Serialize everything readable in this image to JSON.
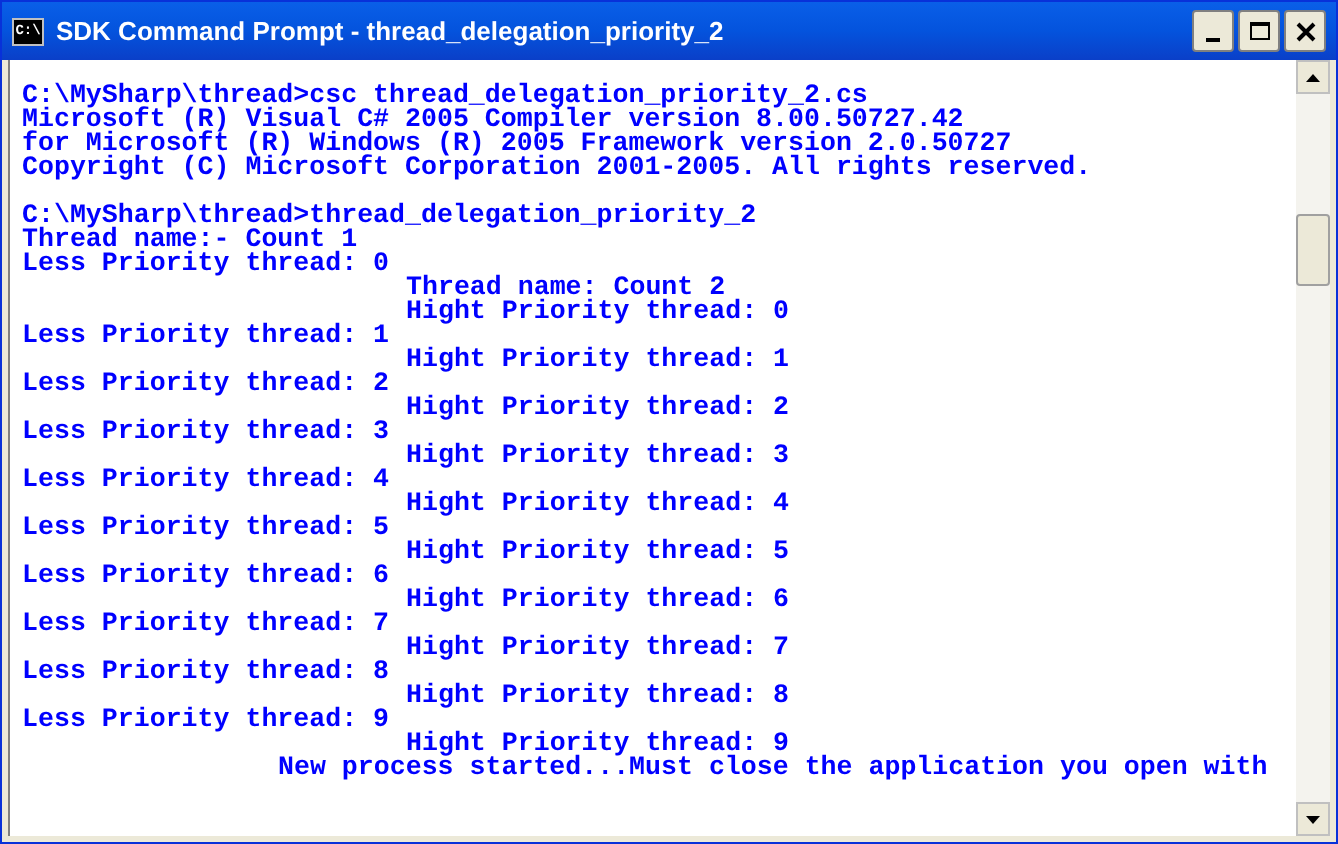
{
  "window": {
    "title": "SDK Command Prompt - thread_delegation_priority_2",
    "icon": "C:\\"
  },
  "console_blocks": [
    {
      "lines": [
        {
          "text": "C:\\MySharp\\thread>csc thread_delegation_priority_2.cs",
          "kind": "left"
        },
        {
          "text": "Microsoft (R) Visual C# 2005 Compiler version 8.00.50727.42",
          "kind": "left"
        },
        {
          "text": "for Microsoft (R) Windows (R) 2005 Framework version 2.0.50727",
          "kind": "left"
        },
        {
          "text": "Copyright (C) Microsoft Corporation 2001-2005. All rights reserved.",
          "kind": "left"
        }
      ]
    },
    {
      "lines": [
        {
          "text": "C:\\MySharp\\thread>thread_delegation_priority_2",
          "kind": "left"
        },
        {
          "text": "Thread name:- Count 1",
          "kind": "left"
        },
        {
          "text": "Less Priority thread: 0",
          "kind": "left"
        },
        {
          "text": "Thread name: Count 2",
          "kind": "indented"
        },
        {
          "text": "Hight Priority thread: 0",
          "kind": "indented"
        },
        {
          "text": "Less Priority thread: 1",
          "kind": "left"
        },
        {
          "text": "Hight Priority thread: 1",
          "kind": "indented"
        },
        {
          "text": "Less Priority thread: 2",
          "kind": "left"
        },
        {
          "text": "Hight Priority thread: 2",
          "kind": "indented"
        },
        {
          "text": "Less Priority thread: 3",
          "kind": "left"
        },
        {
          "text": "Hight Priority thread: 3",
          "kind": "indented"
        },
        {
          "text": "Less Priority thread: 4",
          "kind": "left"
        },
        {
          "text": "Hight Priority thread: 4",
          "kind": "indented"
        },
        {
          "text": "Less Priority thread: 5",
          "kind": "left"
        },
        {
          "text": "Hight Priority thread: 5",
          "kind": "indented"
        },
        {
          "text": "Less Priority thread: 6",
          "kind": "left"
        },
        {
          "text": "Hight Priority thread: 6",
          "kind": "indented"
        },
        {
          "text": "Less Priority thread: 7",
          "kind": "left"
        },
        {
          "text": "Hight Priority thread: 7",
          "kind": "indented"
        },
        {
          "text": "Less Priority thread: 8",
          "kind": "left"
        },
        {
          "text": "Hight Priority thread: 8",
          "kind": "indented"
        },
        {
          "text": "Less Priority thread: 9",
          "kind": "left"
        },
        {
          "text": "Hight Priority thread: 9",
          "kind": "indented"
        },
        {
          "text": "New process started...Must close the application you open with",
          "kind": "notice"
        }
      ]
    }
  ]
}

* * *

The entries above are to be returned exactly, without their pictures.

* Complete output
Serialize everything readable in this image to JSON.
{
  "window": {
    "title": "SDK Command Prompt - thread_delegation_priority_2",
    "icon": "C:\\"
  },
  "console_blocks": [
    {
      "lines": [
        {
          "text": "C:\\MySharp\\thread>csc thread_delegation_priority_2.cs",
          "kind": "left"
        },
        {
          "text": "Microsoft (R) Visual C# 2005 Compiler version 8.00.50727.42",
          "kind": "left"
        },
        {
          "text": "for Microsoft (R) Windows (R) 2005 Framework version 2.0.50727",
          "kind": "left"
        },
        {
          "text": "Copyright (C) Microsoft Corporation 2001-2005. All rights reserved.",
          "kind": "left"
        }
      ]
    },
    {
      "lines": [
        {
          "text": "C:\\MySharp\\thread>thread_delegation_priority_2",
          "kind": "left"
        },
        {
          "text": "Thread name:- Count 1",
          "kind": "left"
        },
        {
          "text": "Less Priority thread: 0",
          "kind": "left"
        },
        {
          "text": "Thread name: Count 2",
          "kind": "indented"
        },
        {
          "text": "Hight Priority thread: 0",
          "kind": "indented"
        },
        {
          "text": "Less Priority thread: 1",
          "kind": "left"
        },
        {
          "text": "Hight Priority thread: 1",
          "kind": "indented"
        },
        {
          "text": "Less Priority thread: 2",
          "kind": "left"
        },
        {
          "text": "Hight Priority thread: 2",
          "kind": "indented"
        },
        {
          "text": "Less Priority thread: 3",
          "kind": "left"
        },
        {
          "text": "Hight Priority thread: 3",
          "kind": "indented"
        },
        {
          "text": "Less Priority thread: 4",
          "kind": "left"
        },
        {
          "text": "Hight Priority thread: 4",
          "kind": "indented"
        },
        {
          "text": "Less Priority thread: 5",
          "kind": "left"
        },
        {
          "text": "Hight Priority thread: 5",
          "kind": "indented"
        },
        {
          "text": "Less Priority thread: 6",
          "kind": "left"
        },
        {
          "text": "Hight Priority thread: 6",
          "kind": "indented"
        },
        {
          "text": "Less Priority thread: 7",
          "kind": "left"
        },
        {
          "text": "Hight Priority thread: 7",
          "kind": "indented"
        },
        {
          "text": "Less Priority thread: 8",
          "kind": "left"
        },
        {
          "text": "Hight Priority thread: 8",
          "kind": "indented"
        },
        {
          "text": "Less Priority thread: 9",
          "kind": "left"
        },
        {
          "text": "Hight Priority thread: 9",
          "kind": "indented"
        },
        {
          "text": "New process started...Must close the application you open with",
          "kind": "notice"
        }
      ]
    }
  ]
}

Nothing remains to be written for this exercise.